Reproduce the data word for word, starting at its first line and ending with the line that contains "- panel-1-star-point: [457, 282, 472, 297]", including that line.

----- DATA SECTION -----

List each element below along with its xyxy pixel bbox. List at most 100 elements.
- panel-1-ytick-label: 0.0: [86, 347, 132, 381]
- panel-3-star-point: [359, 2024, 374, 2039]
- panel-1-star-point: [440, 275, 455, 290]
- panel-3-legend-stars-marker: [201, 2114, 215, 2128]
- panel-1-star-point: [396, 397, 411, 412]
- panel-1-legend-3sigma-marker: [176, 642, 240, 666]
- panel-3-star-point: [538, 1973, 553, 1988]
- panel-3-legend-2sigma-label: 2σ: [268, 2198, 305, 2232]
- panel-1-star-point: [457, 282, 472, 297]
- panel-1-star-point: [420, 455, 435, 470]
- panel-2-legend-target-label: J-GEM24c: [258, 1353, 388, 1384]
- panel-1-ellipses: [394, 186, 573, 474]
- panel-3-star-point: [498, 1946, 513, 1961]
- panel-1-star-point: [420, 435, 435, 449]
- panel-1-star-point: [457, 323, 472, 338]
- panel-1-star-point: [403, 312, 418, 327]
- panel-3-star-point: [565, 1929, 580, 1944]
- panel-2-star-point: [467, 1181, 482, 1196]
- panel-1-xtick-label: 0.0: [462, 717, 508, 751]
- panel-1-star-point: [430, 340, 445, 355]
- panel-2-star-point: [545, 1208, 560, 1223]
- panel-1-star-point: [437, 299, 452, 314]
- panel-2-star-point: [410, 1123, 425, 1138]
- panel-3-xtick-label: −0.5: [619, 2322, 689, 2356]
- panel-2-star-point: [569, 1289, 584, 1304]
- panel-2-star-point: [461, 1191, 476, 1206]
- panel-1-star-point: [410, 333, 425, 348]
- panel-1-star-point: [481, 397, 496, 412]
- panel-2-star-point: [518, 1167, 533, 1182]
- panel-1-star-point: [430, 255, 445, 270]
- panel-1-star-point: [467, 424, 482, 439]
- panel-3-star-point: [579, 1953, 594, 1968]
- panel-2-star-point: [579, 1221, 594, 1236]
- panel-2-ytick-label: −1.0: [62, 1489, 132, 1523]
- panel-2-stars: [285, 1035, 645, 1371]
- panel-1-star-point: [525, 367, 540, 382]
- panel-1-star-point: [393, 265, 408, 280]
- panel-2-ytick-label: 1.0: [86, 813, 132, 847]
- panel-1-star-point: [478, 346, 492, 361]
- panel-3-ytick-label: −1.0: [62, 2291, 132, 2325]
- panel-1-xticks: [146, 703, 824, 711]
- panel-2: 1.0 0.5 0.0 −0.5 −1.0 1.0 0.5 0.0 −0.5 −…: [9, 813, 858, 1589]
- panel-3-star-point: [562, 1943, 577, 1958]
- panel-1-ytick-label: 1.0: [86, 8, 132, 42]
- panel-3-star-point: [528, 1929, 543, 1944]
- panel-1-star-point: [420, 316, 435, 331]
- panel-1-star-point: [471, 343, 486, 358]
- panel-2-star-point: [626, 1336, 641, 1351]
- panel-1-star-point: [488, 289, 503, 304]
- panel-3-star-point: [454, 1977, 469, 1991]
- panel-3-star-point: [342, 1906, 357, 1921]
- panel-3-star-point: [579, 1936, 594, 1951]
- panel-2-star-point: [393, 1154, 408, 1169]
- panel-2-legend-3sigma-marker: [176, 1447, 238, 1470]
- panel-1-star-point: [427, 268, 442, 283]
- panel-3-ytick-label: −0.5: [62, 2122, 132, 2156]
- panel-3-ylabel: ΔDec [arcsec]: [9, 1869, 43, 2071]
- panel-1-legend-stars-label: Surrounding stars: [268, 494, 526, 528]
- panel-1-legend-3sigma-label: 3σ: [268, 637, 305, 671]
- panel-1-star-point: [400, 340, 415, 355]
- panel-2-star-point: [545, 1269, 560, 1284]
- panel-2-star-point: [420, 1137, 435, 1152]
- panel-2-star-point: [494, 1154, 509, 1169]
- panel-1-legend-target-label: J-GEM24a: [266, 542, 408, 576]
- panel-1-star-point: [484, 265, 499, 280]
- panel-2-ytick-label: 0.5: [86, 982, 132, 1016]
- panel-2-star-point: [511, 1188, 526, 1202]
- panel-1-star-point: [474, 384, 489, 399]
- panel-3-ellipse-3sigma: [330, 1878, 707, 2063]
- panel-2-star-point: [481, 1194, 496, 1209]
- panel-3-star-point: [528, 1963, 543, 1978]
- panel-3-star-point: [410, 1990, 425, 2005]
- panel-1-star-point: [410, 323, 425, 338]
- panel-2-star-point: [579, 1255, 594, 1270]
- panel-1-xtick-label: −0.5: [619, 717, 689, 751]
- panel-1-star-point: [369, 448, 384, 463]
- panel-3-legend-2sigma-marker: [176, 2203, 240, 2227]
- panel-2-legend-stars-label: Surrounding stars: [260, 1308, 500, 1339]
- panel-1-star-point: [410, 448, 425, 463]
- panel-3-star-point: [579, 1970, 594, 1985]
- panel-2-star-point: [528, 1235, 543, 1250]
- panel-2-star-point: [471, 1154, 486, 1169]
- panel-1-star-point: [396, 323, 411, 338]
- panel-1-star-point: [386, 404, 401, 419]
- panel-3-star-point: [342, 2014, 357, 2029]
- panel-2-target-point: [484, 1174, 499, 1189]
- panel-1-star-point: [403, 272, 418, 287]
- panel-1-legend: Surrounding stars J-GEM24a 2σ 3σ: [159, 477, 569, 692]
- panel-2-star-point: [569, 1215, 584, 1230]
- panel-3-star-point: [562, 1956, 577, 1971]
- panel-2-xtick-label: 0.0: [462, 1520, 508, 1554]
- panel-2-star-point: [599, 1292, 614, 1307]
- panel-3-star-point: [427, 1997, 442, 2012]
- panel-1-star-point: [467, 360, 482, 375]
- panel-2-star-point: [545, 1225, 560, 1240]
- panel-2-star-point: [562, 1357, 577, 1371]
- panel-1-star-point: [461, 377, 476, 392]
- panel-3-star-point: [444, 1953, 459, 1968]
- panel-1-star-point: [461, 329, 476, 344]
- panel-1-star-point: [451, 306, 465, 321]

-----

== SOLUTION TO THIS TASK ==
List each element below along with its xyxy pixel bbox. List at most 100 elements.
- panel-1-ytick-label: 0.0: [86, 347, 132, 381]
- panel-3-star-point: [359, 2024, 374, 2039]
- panel-1-star-point: [440, 275, 455, 290]
- panel-3-legend-stars-marker: [201, 2114, 215, 2128]
- panel-1-star-point: [396, 397, 411, 412]
- panel-1-legend-3sigma-marker: [176, 642, 240, 666]
- panel-3-star-point: [538, 1973, 553, 1988]
- panel-3-legend-2sigma-label: 2σ: [268, 2198, 305, 2232]
- panel-1-star-point: [457, 282, 472, 297]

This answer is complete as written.